### REQUIRED TASK
The listing beneath should be written out in full, exactly as shown.

━━━ DATASET EXTRACT ━━━

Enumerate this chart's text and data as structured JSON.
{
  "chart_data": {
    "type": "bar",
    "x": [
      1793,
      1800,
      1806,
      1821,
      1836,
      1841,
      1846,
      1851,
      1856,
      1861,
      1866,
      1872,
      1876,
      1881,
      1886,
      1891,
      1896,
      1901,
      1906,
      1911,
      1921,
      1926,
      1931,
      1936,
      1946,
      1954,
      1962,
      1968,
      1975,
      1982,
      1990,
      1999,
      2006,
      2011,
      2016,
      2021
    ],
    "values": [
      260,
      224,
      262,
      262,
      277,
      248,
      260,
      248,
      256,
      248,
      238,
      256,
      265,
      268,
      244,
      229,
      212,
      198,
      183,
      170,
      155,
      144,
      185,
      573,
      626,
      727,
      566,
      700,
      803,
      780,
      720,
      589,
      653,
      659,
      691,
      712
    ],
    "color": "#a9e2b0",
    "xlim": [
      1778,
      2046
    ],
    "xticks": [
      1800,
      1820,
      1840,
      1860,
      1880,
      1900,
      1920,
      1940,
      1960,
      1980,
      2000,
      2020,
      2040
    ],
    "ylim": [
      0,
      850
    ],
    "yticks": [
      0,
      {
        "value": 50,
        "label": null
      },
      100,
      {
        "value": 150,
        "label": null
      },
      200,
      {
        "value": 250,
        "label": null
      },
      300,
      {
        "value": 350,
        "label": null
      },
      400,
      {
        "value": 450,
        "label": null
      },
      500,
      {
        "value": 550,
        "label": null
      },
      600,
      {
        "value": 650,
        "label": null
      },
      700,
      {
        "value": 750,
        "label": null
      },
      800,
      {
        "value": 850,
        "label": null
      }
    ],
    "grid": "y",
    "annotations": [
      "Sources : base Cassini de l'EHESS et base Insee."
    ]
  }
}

━━━

### TASK RESULT
Enumerate this chart's text and data as structured JSON.
{
  "chart_data": {
    "type": "bar",
    "x": [
      1793,
      1800,
      1806,
      1821,
      1836,
      1841,
      1846,
      1851,
      1856,
      1861,
      1866,
      1872,
      1876,
      1881,
      1886,
      1891,
      1896,
      1901,
      1906,
      1911,
      1921,
      1926,
      1931,
      1936,
      1946,
      1954,
      1962,
      1968,
      1975,
      1982,
      1990,
      1999,
      2006,
      2011,
      2016,
      2021
    ],
    "values": [
      260,
      224,
      262,
      262,
      277,
      248,
      260,
      248,
      256,
      248,
      238,
      256,
      265,
      268,
      244,
      229,
      212,
      198,
      183,
      170,
      155,
      144,
      185,
      573,
      626,
      727,
      566,
      700,
      803,
      780,
      720,
      589,
      653,
      659,
      691,
      712
    ],
    "color": "#a9e2b0",
    "xlim": [
      1778,
      2046
    ],
    "xticks": [
      1800,
      1820,
      1840,
      1860,
      1880,
      1900,
      1920,
      1940,
      1960,
      1980,
      2000,
      2020,
      2040
    ],
    "ylim": [
      0,
      850
    ],
    "yticks": [
      0,
      {
        "value": 50,
        "label": null
      },
      100,
      {
        "value": 150,
        "label": null
      },
      200,
      {
        "value": 250,
        "label": null
      },
      300,
      {
        "value": 350,
        "label": null
      },
      400,
      {
        "value": 450,
        "label": null
      },
      500,
      {
        "value": 550,
        "label": null
      },
      600,
      {
        "value": 650,
        "label": null
      },
      700,
      {
        "value": 750,
        "label": null
      },
      800,
      {
        "value": 850,
        "label": null
      }
    ],
    "grid": "y",
    "annotations": [
      "Sources : base Cassini de l'EHESS et base Insee."
    ]
  }
}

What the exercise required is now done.